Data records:
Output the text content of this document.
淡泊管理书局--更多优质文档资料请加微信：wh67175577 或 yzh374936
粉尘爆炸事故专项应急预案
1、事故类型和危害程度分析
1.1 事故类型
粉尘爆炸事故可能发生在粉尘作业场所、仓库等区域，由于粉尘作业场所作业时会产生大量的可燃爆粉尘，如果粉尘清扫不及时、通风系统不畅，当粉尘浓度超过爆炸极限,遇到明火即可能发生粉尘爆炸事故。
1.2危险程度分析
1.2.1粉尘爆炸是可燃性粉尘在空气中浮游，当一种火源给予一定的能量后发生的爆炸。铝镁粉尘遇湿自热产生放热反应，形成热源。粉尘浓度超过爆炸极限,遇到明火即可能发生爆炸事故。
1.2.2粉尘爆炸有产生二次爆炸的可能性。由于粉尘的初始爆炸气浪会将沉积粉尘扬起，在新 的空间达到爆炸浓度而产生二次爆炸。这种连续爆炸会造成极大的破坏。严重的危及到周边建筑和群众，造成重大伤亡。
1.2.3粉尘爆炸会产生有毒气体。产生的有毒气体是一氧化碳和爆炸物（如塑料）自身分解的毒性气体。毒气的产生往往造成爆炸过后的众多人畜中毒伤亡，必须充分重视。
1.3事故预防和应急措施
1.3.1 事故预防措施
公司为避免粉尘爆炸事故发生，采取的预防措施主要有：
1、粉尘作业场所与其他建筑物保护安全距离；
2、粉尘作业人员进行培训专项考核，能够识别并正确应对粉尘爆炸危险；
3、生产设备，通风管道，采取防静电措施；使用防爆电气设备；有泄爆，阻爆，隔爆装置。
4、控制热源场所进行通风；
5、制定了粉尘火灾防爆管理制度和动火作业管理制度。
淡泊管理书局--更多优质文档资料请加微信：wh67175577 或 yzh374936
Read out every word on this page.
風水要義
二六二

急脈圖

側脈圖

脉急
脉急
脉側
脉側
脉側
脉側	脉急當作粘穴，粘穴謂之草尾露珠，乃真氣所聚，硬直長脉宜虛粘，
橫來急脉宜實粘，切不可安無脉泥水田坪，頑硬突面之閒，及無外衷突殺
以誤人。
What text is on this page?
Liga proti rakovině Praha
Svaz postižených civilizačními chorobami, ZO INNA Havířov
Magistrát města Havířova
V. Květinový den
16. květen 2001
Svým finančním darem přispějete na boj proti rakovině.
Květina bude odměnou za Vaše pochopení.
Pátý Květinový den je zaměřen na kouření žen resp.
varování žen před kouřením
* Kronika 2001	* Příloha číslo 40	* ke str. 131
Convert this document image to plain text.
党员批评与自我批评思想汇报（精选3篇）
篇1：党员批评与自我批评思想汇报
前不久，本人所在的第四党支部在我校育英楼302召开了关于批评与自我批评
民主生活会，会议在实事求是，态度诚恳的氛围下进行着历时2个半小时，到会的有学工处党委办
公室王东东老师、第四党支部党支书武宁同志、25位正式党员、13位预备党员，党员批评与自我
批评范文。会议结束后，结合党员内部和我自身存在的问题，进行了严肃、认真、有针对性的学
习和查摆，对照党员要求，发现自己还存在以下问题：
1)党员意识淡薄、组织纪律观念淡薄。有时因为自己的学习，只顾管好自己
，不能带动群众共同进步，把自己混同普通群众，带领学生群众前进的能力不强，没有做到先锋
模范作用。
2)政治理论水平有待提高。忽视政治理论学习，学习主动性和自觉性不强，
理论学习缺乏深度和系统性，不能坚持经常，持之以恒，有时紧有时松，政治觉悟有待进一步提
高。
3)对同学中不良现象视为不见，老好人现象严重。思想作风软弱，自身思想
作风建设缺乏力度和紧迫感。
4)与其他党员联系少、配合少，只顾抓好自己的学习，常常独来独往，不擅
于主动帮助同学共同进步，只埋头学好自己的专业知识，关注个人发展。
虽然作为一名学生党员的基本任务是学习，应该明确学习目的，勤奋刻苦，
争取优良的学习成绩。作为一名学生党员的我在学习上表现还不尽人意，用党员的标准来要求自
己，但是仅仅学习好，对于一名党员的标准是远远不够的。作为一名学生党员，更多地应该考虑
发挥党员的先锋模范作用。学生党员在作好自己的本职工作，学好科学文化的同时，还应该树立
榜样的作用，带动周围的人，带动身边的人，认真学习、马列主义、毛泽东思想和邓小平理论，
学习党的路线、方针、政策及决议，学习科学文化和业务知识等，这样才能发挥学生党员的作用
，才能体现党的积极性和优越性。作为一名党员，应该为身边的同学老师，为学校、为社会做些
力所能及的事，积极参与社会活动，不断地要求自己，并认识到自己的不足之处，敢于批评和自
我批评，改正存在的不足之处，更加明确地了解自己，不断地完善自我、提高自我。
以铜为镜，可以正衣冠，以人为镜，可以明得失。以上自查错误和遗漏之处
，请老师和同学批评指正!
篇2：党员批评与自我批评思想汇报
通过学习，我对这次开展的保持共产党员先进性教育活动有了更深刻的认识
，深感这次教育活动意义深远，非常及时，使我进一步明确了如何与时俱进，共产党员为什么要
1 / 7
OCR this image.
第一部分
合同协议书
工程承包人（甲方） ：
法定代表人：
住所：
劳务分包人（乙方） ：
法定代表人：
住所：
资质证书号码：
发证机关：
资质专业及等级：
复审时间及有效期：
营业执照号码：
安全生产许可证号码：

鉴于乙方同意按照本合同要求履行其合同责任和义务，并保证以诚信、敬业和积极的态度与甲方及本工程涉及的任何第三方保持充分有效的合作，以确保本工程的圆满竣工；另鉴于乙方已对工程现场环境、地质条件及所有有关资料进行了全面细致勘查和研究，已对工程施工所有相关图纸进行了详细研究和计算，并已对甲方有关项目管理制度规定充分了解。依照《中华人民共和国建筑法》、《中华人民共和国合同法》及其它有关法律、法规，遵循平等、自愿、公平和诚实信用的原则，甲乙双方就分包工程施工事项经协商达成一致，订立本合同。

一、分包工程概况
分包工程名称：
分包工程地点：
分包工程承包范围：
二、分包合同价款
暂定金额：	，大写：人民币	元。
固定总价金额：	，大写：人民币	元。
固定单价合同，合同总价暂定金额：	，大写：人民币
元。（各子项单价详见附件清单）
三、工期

▶ _THE EXERCISE_: Print the material verbatim, all of it.

▶ _TASK RESPONSE_:
Output the text content of this document.
淡泊管理书局--更多优质文档资料请加微信：wh67175577 或 yzh374936
粉尘爆炸事故专项应急预案
1、事故类型和危害程度分析
1.1 事故类型
粉尘爆炸事故可能发生在粉尘作业场所、仓库等区域，由于粉尘作业场所作业时会产生大量的可燃爆粉尘，如果粉尘清扫不及时、通风系统不畅，当粉尘浓度超过爆炸极限,遇到明火即可能发生粉尘爆炸事故。
1.2危险程度分析
1.2.1粉尘爆炸是可燃性粉尘在空气中浮游，当一种火源给予一定的能量后发生的爆炸。铝镁粉尘遇湿自热产生放热反应，形成热源。粉尘浓度超过爆炸极限,遇到明火即可能发生爆炸事故。
1.2.2粉尘爆炸有产生二次爆炸的可能性。由于粉尘的初始爆炸气浪会将沉积粉尘扬起，在新 的空间达到爆炸浓度而产生二次爆炸。这种连续爆炸会造成极大的破坏。严重的危及到周边建筑和群众，造成重大伤亡。
1.2.3粉尘爆炸会产生有毒气体。产生的有毒气体是一氧化碳和爆炸物（如塑料）自身分解的毒性气体。毒气的产生往往造成爆炸过后的众多人畜中毒伤亡，必须充分重视。
1.3事故预防和应急措施
1.3.1 事故预防措施
公司为避免粉尘爆炸事故发生，采取的预防措施主要有：
1、粉尘作业场所与其他建筑物保护安全距离；
2、粉尘作业人员进行培训专项考核，能够识别并正确应对粉尘爆炸危险；
3、生产设备，通风管道，采取防静电措施；使用防爆电气设备；有泄爆，阻爆，隔爆装置。
4、控制热源场所进行通风；
5、制定了粉尘火灾防爆管理制度和动火作业管理制度。
淡泊管理书局--更多优质文档资料请加微信：wh67175577 或 yzh374936
Read out every word on this page.
風水要義
二六二

急脈圖

側脈圖

脉急
脉急
脉側
脉側
脉側
脉側	脉急當作粘穴，粘穴謂之草尾露珠，乃真氣所聚，硬直長脉宜虛粘，
橫來急脉宜實粘，切不可安無脉泥水田坪，頑硬突面之閒，及無外衷突殺
以誤人。
What text is on this page?
Liga proti rakovině Praha
Svaz postižených civilizačními chorobami, ZO INNA Havířov
Magistrát města Havířova
V. Květinový den
16. květen 2001
Svým finančním darem přispějete na boj proti rakovině.
Květina bude odměnou za Vaše pochopení.
Pátý Květinový den je zaměřen na kouření žen resp.
varování žen před kouřením
* Kronika 2001	* Příloha číslo 40	* ke str. 131
Convert this document image to plain text.
党员批评与自我批评思想汇报（精选3篇）
篇1：党员批评与自我批评思想汇报
前不久，本人所在的第四党支部在我校育英楼302召开了关于批评与自我批评
民主生活会，会议在实事求是，态度诚恳的氛围下进行着历时2个半小时，到会的有学工处党委办
公室王东东老师、第四党支部党支书武宁同志、25位正式党员、13位预备党员，党员批评与自我
批评范文。会议结束后，结合党员内部和我自身存在的问题，进行了严肃、认真、有针对性的学
习和查摆，对照党员要求，发现自己还存在以下问题：
1)党员意识淡薄、组织纪律观念淡薄。有时因为自己的学习，只顾管好自己
，不能带动群众共同进步，把自己混同普通群众，带领学生群众前进的能力不强，没有做到先锋
模范作用。
2)政治理论水平有待提高。忽视政治理论学习，学习主动性和自觉性不强，
理论学习缺乏深度和系统性，不能坚持经常，持之以恒，有时紧有时松，政治觉悟有待进一步提
高。
3)对同学中不良现象视为不见，老好人现象严重。思想作风软弱，自身思想
作风建设缺乏力度和紧迫感。
4)与其他党员联系少、配合少，只顾抓好自己的学习，常常独来独往，不擅
于主动帮助同学共同进步，只埋头学好自己的专业知识，关注个人发展。
虽然作为一名学生党员的基本任务是学习，应该明确学习目的，勤奋刻苦，
争取优良的学习成绩。作为一名学生党员的我在学习上表现还不尽人意，用党员的标准来要求自
己，但是仅仅学习好，对于一名党员的标准是远远不够的。作为一名学生党员，更多地应该考虑
发挥党员的先锋模范作用。学生党员在作好自己的本职工作，学好科学文化的同时，还应该树立
榜样的作用，带动周围的人，带动身边的人，认真学习、马列主义、毛泽东思想和邓小平理论，
学习党的路线、方针、政策及决议，学习科学文化和业务知识等，这样才能发挥学生党员的作用
，才能体现党的积极性和优越性。作为一名党员，应该为身边的同学老师，为学校、为社会做些
力所能及的事，积极参与社会活动，不断地要求自己，并认识到自己的不足之处，敢于批评和自
我批评，改正存在的不足之处，更加明确地了解自己，不断地完善自我、提高自我。
以铜为镜，可以正衣冠，以人为镜，可以明得失。以上自查错误和遗漏之处
，请老师和同学批评指正!
篇2：党员批评与自我批评思想汇报
通过学习，我对这次开展的保持共产党员先进性教育活动有了更深刻的认识
，深感这次教育活动意义深远，非常及时，使我进一步明确了如何与时俱进，共产党员为什么要
1 / 7
OCR this image.
第一部分
合同协议书
工程承包人（甲方） ：
法定代表人：
住所：
劳务分包人（乙方） ：
法定代表人：
住所：
资质证书号码：
发证机关：
资质专业及等级：
复审时间及有效期：
营业执照号码：
安全生产许可证号码：

鉴于乙方同意按照本合同要求履行其合同责任和义务，并保证以诚信、敬业和积极的态度与甲方及本工程涉及的任何第三方保持充分有效的合作，以确保本工程的圆满竣工；另鉴于乙方已对工程现场环境、地质条件及所有有关资料进行了全面细致勘查和研究，已对工程施工所有相关图纸进行了详细研究和计算，并已对甲方有关项目管理制度规定充分了解。依照《中华人民共和国建筑法》、《中华人民共和国合同法》及其它有关法律、法规，遵循平等、自愿、公平和诚实信用的原则，甲乙双方就分包工程施工事项经协商达成一致，订立本合同。

一、分包工程概况
分包工程名称：
分包工程地点：
分包工程承包范围：
二、分包合同价款
暂定金额：	，大写：人民币	元。
固定总价金额：	，大写：人民币	元。
固定单价合同，合同总价暂定金额：	，大写：人民币
元。（各子项单价详见附件清单）
三、工期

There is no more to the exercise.